# Task details
Please rewrite the records from the start through the line containing "title-label: Título xyxy=(158,273,174,280)", substituting "arrow-down-icon" for every "dropdown-arrow-icon" and changing nothing else. Return only those lines.

__________

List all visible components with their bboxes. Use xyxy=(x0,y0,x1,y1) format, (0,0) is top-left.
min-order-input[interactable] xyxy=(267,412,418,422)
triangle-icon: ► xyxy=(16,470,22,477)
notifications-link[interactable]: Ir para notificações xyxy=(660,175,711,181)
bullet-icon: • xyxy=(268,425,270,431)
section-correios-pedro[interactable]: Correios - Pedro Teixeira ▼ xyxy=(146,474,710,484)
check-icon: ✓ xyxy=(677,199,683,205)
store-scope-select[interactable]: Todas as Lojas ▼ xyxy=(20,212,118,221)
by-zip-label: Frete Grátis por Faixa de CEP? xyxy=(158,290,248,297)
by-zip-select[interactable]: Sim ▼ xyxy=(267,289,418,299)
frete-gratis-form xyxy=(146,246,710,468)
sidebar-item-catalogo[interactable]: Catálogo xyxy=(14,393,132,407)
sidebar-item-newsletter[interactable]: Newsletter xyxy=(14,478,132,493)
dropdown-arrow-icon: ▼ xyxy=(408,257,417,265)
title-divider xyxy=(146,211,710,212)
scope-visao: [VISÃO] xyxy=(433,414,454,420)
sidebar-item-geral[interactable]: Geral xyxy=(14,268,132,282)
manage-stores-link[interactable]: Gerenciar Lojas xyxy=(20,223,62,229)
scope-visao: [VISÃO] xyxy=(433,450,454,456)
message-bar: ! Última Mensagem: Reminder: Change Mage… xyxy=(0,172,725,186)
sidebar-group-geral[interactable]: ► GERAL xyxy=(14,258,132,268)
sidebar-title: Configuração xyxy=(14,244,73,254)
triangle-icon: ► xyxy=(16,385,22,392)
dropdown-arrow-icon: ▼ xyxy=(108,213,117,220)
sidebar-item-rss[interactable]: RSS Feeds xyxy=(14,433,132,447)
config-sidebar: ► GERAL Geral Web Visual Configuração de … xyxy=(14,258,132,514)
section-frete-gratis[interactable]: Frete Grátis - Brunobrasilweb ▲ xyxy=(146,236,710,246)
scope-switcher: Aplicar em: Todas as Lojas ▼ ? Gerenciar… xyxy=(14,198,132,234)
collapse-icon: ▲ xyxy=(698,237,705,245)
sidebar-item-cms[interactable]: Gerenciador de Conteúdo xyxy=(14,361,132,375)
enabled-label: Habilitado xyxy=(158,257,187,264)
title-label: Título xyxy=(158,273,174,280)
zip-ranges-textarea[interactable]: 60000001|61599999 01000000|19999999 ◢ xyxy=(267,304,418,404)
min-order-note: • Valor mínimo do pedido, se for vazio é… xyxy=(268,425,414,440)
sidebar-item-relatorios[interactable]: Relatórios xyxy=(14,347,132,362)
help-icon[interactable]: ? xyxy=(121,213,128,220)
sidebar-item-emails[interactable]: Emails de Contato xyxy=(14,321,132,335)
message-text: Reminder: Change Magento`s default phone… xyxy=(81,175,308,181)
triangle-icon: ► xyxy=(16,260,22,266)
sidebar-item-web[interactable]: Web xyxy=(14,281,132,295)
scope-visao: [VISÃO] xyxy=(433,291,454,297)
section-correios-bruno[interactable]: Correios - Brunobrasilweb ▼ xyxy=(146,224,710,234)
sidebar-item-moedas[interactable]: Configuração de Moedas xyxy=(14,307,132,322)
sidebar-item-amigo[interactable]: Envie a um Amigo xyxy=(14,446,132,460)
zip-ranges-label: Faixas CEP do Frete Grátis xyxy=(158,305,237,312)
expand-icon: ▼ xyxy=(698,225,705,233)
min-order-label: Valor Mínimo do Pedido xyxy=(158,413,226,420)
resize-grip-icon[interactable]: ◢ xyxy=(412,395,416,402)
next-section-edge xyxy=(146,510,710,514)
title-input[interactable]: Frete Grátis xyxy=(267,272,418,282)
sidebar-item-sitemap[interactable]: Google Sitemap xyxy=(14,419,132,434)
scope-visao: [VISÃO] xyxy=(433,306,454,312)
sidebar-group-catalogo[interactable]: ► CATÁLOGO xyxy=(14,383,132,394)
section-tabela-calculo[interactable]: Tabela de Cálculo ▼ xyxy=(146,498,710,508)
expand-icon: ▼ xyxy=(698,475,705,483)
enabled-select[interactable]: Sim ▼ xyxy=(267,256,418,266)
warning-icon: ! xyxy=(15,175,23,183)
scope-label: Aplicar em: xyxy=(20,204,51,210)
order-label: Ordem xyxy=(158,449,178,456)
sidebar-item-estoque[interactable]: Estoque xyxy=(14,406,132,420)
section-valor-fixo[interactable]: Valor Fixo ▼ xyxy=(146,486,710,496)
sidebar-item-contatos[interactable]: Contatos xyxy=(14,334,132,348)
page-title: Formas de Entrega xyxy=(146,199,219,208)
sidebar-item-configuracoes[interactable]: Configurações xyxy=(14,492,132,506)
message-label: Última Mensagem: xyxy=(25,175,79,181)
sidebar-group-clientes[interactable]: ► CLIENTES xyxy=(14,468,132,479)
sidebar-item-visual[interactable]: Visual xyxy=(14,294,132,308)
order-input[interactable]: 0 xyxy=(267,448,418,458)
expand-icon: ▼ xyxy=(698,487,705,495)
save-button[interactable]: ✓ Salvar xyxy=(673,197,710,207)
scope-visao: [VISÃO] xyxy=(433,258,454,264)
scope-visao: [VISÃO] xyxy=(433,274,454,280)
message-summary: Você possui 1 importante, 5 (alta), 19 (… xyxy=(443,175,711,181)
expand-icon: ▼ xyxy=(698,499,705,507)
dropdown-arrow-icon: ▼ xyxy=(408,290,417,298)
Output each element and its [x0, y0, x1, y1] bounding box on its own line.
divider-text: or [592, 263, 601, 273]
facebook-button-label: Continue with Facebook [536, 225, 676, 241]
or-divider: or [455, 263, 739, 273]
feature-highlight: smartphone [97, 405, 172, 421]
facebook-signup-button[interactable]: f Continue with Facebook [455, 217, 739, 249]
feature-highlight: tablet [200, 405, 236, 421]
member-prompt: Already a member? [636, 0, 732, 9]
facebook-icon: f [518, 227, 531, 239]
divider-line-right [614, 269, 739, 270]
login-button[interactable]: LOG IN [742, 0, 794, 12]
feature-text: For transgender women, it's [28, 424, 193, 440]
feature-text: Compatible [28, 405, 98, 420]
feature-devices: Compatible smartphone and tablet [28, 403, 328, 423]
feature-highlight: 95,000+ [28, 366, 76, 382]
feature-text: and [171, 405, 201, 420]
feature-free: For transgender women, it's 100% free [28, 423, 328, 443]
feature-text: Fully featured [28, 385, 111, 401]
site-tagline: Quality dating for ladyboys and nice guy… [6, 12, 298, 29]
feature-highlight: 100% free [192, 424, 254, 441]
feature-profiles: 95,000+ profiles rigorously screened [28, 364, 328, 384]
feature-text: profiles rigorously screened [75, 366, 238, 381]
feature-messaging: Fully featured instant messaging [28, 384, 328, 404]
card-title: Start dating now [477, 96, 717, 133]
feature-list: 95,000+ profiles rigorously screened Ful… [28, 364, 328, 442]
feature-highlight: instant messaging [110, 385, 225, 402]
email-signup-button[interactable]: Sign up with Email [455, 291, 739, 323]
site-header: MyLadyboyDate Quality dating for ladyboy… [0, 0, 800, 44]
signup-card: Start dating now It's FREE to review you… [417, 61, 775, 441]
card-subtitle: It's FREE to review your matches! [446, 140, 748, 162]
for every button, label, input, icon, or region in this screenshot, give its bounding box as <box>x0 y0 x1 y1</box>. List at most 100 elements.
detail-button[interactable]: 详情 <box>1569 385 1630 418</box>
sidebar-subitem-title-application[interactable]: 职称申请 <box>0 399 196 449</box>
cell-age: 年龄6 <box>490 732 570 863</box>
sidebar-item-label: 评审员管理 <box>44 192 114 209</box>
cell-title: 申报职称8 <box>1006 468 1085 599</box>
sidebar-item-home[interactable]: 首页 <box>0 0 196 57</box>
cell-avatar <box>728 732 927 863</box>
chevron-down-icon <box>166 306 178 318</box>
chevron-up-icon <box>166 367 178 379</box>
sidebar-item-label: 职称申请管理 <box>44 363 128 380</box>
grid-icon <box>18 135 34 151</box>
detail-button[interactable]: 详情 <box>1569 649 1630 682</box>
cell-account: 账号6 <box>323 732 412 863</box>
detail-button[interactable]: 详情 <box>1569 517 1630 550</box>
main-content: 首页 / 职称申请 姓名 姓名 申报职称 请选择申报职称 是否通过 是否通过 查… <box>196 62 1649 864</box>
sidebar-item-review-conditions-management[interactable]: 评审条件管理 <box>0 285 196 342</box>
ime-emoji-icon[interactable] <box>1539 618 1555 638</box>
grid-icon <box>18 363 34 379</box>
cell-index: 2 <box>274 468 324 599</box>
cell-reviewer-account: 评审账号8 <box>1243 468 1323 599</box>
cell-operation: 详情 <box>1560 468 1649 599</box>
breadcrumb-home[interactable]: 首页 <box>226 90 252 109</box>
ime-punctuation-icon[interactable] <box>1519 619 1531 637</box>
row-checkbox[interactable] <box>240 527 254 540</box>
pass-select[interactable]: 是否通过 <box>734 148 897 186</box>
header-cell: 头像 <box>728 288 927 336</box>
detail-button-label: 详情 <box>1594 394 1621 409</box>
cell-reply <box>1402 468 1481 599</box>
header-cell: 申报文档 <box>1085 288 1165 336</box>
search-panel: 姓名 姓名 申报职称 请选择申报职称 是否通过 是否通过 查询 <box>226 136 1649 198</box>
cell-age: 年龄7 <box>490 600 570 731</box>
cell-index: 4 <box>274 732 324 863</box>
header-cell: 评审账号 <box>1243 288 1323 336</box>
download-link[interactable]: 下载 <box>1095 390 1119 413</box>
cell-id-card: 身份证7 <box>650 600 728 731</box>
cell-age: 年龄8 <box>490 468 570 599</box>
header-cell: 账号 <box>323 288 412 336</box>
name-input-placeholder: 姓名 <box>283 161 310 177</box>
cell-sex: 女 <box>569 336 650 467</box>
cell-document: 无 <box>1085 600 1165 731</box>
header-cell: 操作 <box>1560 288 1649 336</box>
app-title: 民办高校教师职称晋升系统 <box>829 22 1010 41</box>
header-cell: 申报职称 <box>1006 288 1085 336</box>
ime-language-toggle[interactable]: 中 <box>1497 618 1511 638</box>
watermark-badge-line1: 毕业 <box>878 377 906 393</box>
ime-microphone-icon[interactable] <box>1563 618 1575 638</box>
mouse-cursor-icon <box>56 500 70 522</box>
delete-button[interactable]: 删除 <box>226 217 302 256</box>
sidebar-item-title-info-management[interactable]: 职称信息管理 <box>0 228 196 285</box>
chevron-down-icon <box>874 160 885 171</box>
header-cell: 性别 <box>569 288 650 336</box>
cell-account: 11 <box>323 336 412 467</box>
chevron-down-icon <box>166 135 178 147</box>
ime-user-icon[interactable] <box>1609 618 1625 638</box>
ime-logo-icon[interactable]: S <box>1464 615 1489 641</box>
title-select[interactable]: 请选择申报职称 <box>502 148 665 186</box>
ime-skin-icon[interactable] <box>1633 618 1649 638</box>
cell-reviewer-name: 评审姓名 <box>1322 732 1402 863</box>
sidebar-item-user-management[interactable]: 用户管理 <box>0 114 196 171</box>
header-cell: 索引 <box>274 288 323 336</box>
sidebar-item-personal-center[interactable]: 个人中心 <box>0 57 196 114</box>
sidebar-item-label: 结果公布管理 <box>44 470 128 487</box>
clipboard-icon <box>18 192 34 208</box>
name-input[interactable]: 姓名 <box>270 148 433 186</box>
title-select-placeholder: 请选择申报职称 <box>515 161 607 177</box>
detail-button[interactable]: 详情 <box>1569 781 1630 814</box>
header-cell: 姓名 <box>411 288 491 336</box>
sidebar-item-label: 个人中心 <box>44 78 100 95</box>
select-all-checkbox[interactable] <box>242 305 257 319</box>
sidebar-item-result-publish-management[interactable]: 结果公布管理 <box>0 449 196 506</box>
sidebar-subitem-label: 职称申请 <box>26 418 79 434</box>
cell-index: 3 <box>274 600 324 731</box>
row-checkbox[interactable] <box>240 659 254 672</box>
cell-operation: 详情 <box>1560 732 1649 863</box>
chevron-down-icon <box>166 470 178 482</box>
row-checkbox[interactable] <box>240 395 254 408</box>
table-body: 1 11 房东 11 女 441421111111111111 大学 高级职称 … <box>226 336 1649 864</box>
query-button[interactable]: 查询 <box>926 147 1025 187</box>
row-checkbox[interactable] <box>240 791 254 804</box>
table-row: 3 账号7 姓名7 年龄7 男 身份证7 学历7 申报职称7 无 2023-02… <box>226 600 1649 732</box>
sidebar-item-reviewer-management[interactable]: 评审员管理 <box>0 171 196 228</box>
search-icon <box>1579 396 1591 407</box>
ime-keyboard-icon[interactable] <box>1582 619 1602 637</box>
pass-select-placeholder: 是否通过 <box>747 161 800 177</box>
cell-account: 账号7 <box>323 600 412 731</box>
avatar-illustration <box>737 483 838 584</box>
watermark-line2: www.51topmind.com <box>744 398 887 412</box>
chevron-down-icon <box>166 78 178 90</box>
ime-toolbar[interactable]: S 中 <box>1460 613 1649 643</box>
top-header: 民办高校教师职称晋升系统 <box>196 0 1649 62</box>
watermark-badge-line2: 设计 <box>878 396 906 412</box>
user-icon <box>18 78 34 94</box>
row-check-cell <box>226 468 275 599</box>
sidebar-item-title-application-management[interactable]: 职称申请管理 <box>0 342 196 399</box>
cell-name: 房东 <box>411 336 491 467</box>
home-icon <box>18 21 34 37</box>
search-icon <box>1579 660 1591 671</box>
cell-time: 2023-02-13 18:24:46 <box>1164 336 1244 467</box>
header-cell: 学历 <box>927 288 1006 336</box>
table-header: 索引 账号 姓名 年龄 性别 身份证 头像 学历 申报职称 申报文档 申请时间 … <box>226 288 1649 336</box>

__________

# Answer to this exercise
List all visible components with their bboxes. Use xyxy=(x0,y0,x1,y1) format, (0,0) is top-left.
min-order-input[interactable] xyxy=(267,412,418,422)
triangle-icon: ► xyxy=(16,470,22,477)
notifications-link[interactable]: Ir para notificações xyxy=(660,175,711,181)
bullet-icon: • xyxy=(268,425,270,431)
section-correios-pedro[interactable]: Correios - Pedro Teixeira ▼ xyxy=(146,474,710,484)
check-icon: ✓ xyxy=(677,199,683,205)
store-scope-select[interactable]: Todas as Lojas ▼ xyxy=(20,212,118,221)
by-zip-label: Frete Grátis por Faixa de CEP? xyxy=(158,290,248,297)
by-zip-select[interactable]: Sim ▼ xyxy=(267,289,418,299)
frete-gratis-form xyxy=(146,246,710,468)
sidebar-item-catalogo[interactable]: Catálogo xyxy=(14,393,132,407)
sidebar-item-newsletter[interactable]: Newsletter xyxy=(14,478,132,493)
arrow-down-icon: ▼ xyxy=(408,257,417,265)
title-divider xyxy=(146,211,710,212)
scope-visao: [VISÃO] xyxy=(433,414,454,420)
sidebar-item-geral[interactable]: Geral xyxy=(14,268,132,282)
manage-stores-link[interactable]: Gerenciar Lojas xyxy=(20,223,62,229)
scope-visao: [VISÃO] xyxy=(433,450,454,456)
message-bar: ! Última Mensagem: Reminder: Change Mage… xyxy=(0,172,725,186)
sidebar-group-geral[interactable]: ► GERAL xyxy=(14,258,132,268)
sidebar-title: Configuração xyxy=(14,244,73,254)
triangle-icon: ► xyxy=(16,385,22,392)
arrow-down-icon: ▼ xyxy=(108,213,117,220)
sidebar-item-rss[interactable]: RSS Feeds xyxy=(14,433,132,447)
config-sidebar: ► GERAL Geral Web Visual Configuração de … xyxy=(14,258,132,514)
section-frete-gratis[interactable]: Frete Grátis - Brunobrasilweb ▲ xyxy=(146,236,710,246)
scope-switcher: Aplicar em: Todas as Lojas ▼ ? Gerenciar… xyxy=(14,198,132,234)
collapse-icon: ▲ xyxy=(698,237,705,245)
sidebar-item-cms[interactable]: Gerenciador de Conteúdo xyxy=(14,361,132,375)
enabled-label: Habilitado xyxy=(158,257,187,264)
title-label: Título xyxy=(158,273,174,280)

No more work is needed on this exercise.